__EXERCISE OBJECTIVE__. Would you retype all of these records exactly?

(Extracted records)

+++

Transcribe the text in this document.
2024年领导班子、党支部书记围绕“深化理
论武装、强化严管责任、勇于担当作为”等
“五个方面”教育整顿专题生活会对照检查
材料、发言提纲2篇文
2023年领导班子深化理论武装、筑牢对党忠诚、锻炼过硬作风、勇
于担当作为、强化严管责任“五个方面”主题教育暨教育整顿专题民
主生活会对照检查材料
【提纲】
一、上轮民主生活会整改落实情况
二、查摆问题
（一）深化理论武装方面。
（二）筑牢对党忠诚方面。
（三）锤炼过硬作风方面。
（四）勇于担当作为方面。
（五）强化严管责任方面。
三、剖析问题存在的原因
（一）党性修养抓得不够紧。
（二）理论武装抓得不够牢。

+++

__WRITTEN RESPONSE__.
Transcribe the text in this document.
2024年领导班子、党支部书记围绕“深化理
论武装、强化严管责任、勇于担当作为”等
“五个方面”教育整顿专题生活会对照检查
材料、发言提纲2篇文
2023年领导班子深化理论武装、筑牢对党忠诚、锻炼过硬作风、勇
于担当作为、强化严管责任“五个方面”主题教育暨教育整顿专题民
主生活会对照检查材料
【提纲】
一、上轮民主生活会整改落实情况
二、查摆问题
（一）深化理论武装方面。
（二）筑牢对党忠诚方面。
（三）锤炼过硬作风方面。
（四）勇于担当作为方面。
（五）强化严管责任方面。
三、剖析问题存在的原因
（一）党性修养抓得不够紧。
（二）理论武装抓得不够牢。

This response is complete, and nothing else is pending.